Given exercise: Copy each line exactly. Leave nothing out.

Dataset rows:
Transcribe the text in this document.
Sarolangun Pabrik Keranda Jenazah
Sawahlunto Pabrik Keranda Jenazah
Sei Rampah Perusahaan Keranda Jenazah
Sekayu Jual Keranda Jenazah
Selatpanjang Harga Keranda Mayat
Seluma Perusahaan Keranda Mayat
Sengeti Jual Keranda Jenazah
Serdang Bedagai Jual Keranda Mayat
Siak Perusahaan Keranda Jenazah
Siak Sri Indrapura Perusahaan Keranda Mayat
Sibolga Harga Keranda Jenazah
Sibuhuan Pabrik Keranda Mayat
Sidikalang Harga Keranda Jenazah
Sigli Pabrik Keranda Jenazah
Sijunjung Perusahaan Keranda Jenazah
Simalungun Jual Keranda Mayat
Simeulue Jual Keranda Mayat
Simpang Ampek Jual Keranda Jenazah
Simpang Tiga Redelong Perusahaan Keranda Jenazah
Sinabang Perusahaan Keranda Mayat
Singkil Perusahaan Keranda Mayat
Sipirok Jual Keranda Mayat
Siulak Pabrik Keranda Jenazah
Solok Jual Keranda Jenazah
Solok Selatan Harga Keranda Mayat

In response:
Transcribe the text in this document.
Sarolangun Pabrik Keranda Jenazah
Sawahlunto Pabrik Keranda Jenazah
Sei Rampah Perusahaan Keranda Jenazah
Sekayu Jual Keranda Jenazah
Selatpanjang Harga Keranda Mayat
Seluma Perusahaan Keranda Mayat
Sengeti Jual Keranda Jenazah
Serdang Bedagai Jual Keranda Mayat
Siak Perusahaan Keranda Jenazah
Siak Sri Indrapura Perusahaan Keranda Mayat
Sibolga Harga Keranda Jenazah
Sibuhuan Pabrik Keranda Mayat
Sidikalang Harga Keranda Jenazah
Sigli Pabrik Keranda Jenazah
Sijunjung Perusahaan Keranda Jenazah
Simalungun Jual Keranda Mayat
Simeulue Jual Keranda Mayat
Simpang Ampek Jual Keranda Jenazah
Simpang Tiga Redelong Perusahaan Keranda Jenazah
Sinabang Perusahaan Keranda Mayat
Singkil Perusahaan Keranda Mayat
Sipirok Jual Keranda Mayat
Siulak Pabrik Keranda Jenazah
Solok Jual Keranda Jenazah
Solok Selatan Harga Keranda Mayat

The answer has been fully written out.